>> begin Data to process
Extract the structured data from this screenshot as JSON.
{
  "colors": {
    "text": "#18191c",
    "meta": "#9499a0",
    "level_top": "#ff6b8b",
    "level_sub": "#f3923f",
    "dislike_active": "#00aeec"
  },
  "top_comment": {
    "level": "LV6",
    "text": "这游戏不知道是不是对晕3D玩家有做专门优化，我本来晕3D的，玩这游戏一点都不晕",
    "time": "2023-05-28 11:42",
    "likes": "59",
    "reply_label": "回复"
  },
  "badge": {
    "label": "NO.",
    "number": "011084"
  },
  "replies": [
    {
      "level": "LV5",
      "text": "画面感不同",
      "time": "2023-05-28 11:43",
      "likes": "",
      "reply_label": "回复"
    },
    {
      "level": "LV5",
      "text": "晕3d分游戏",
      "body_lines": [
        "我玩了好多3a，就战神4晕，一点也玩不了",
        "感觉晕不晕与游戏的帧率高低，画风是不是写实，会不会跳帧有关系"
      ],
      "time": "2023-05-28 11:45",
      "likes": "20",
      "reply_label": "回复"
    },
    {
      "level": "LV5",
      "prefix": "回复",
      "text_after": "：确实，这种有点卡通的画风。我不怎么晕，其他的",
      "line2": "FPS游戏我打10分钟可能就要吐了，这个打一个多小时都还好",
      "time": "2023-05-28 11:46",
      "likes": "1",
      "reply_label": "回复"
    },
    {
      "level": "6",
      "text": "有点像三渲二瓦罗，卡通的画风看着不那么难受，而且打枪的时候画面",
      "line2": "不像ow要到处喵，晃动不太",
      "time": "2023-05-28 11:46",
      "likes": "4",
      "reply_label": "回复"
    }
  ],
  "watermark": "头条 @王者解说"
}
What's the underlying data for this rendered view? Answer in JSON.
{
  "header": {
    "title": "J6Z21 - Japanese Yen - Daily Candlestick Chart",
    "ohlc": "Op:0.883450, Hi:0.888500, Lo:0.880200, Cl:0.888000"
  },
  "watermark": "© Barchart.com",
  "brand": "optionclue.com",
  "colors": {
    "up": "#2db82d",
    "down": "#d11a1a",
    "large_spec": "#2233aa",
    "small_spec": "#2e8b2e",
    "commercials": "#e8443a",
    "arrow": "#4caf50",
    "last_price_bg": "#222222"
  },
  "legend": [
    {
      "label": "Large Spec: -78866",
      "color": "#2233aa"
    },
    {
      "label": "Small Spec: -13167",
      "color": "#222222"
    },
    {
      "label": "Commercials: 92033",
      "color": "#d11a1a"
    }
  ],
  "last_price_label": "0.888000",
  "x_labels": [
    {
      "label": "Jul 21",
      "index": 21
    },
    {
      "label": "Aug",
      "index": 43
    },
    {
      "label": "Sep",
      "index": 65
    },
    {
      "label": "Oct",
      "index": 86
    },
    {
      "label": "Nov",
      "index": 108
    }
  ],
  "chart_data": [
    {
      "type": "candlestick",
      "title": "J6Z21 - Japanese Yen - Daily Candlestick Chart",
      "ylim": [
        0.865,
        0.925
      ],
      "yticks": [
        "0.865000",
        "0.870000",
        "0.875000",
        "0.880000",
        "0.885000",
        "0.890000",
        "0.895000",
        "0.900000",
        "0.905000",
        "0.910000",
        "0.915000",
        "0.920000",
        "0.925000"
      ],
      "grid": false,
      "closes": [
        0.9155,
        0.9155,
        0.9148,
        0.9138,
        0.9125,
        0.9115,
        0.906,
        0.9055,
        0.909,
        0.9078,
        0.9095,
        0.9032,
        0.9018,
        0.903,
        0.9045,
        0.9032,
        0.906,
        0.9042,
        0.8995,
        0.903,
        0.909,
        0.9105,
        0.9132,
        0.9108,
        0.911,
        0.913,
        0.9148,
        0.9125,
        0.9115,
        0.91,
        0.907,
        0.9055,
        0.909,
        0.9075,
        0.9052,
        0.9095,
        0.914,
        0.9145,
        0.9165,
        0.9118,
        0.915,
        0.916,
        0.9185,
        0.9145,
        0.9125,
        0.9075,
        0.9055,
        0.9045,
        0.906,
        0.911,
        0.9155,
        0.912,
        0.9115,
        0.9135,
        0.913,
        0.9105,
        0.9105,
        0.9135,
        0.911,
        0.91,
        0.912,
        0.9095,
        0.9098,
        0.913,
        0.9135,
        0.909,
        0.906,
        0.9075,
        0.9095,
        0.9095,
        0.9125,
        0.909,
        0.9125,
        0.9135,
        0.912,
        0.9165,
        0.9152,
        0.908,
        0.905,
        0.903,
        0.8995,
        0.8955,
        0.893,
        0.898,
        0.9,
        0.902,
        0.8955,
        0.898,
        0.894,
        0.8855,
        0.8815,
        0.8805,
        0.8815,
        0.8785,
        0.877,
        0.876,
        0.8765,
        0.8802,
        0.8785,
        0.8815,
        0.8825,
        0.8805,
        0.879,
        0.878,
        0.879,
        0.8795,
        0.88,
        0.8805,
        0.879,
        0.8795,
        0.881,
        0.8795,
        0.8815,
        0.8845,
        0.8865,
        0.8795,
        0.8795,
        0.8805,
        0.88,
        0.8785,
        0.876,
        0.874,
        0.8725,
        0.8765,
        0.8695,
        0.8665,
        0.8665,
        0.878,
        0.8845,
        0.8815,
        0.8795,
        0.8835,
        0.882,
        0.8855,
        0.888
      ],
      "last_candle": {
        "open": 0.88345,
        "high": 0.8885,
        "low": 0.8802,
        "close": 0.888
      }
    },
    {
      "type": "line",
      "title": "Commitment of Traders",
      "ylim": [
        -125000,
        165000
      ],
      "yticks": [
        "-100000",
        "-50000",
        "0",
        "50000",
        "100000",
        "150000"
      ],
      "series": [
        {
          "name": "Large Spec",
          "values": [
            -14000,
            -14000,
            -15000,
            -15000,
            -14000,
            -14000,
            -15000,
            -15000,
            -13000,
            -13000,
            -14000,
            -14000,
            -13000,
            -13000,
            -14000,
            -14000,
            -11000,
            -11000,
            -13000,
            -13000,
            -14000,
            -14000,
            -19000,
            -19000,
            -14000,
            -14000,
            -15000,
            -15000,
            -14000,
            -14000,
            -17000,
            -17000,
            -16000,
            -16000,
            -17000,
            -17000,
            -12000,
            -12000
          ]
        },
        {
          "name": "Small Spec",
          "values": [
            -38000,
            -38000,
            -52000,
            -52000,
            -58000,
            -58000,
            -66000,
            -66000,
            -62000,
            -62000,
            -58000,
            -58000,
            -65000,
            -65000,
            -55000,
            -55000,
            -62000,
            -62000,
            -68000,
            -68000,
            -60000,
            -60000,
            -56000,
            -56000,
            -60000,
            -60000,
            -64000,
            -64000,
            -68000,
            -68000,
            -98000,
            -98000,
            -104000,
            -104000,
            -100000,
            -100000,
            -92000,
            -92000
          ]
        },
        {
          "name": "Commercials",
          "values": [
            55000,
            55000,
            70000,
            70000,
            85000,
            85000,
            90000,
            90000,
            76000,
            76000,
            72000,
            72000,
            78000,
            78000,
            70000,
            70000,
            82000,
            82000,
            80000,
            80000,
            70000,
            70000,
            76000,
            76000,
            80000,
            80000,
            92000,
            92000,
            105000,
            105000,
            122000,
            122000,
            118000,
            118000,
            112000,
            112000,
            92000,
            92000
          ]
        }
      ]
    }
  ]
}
>> end Data to process
Goal: Scan the records above for the string "time", then select every line that holds it.

Response to this task:
    "time": "2023-05-28 11:42",
      "time": "2023-05-28 11:43",
      "time": "2023-05-28 11:45",
      "time": "2023-05-28 11:46",
      "time": "2023-05-28 11:46",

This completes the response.